**Task requirements**
Pull out every line of the listing below where "that" appears.

**Rows**
__________________________________________________

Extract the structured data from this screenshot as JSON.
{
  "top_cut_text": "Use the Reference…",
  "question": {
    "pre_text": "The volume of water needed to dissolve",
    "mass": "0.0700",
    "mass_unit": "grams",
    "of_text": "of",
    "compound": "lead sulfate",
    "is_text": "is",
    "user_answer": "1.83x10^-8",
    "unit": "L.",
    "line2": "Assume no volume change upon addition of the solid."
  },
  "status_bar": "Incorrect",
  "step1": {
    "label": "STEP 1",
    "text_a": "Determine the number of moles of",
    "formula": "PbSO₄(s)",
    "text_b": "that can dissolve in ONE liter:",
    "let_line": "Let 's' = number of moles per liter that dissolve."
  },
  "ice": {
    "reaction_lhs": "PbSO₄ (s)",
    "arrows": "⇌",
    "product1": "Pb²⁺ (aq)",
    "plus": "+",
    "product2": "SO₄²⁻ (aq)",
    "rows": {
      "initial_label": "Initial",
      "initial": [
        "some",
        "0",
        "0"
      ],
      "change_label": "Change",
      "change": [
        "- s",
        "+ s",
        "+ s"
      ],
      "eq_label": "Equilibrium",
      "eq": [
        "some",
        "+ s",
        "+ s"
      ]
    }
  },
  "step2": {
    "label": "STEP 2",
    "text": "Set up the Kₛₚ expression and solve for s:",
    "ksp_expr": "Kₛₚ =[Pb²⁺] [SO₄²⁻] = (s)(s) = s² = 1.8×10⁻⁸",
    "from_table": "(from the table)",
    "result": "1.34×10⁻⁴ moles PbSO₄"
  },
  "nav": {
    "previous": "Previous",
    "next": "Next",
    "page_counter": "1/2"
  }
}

__________________________________________________

**Problem solution**
    "text_b": "that can dissolve in ONE liter:",
    "let_line": "Let 's' = number of moles per liter that dissolve."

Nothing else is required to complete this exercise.